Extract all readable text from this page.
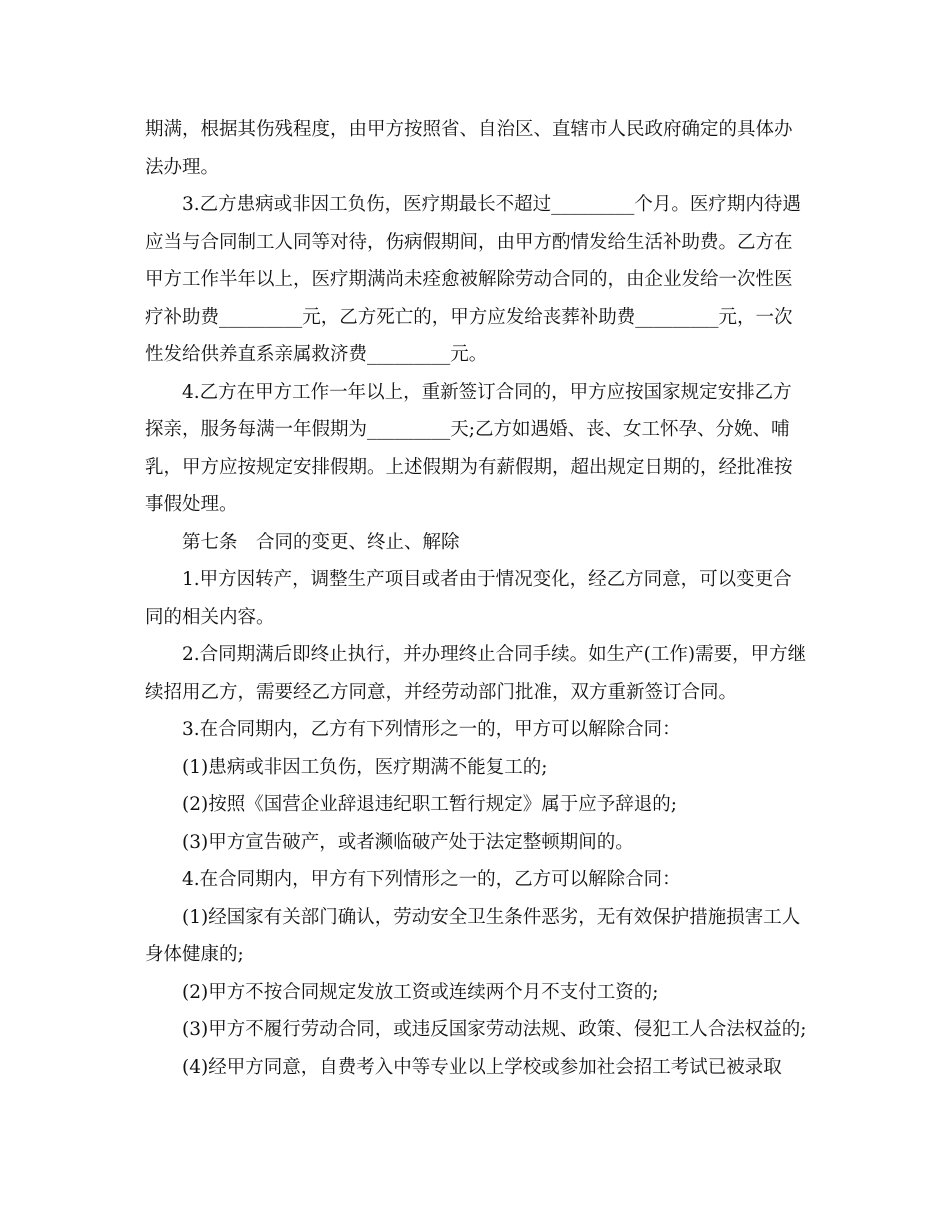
期满，根据其伤残程度，由甲方按照省、自治区、直辖市人民政府确定的具体办法办理。

3.乙方患病或非因工负伤，医疗期最长不超过_________个月。医疗期内待遇应当与合同制工人同等对待，伤病假期间，由甲方酌情发给生活补助费。乙方在甲方工作半年以上，医疗期满尚未痊愈被解除劳动合同的，由企业发给一次性医疗补助费_________元，乙方死亡的，甲方应发给丧葬补助费_________元，一次性发给供养直系亲属救济费_________元。

4.乙方在甲方工作一年以上，重新签订合同的，甲方应按国家规定安排乙方探亲，服务每满一年假期为_________天;乙方如遇婚、丧、女工怀孕、分娩、哺乳，甲方应按规定安排假期。上述假期为有薪假期，超出规定日期的，经批准按事假处理。

第七条　合同的变更、终止、解除

1.甲方因转产，调整生产项目或者由于情况变化，经乙方同意，可以变更合同的相关内容。

2.合同期满后即终止执行，并办理终止合同手续。如生产(工作)需要，甲方继续招用乙方，需要经乙方同意，并经劳动部门批准，双方重新签订合同。

3.在合同期内，乙方有下列情形之一的，甲方可以解除合同：

(1)患病或非因工负伤，医疗期满不能复工的;

(2)按照《国营企业辞退违纪职工暂行规定》属于应予辞退的;

(3)甲方宣告破产，或者濒临破产处于法定整顿期间的。

4.在合同期内，甲方有下列情形之一的，乙方可以解除合同：

(1)经国家有关部门确认，劳动安全卫生条件恶劣，无有效保护措施损害工人身体健康的;

(2)甲方不按合同规定发放工资或连续两个月不支付工资的;

(3)甲方不履行劳动合同，或违反国家劳动法规、政策、侵犯工人合法权益的;

(4)经甲方同意，自费考入中等专业以上学校或参加社会招工考试已被录取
◇ ◇ ◇ ◇ ◇ ◇ ◇
• _Requirement_: State how many lines of the listing above include the word "在合同期内". Give nothing but the number.

• _Correct result_: 2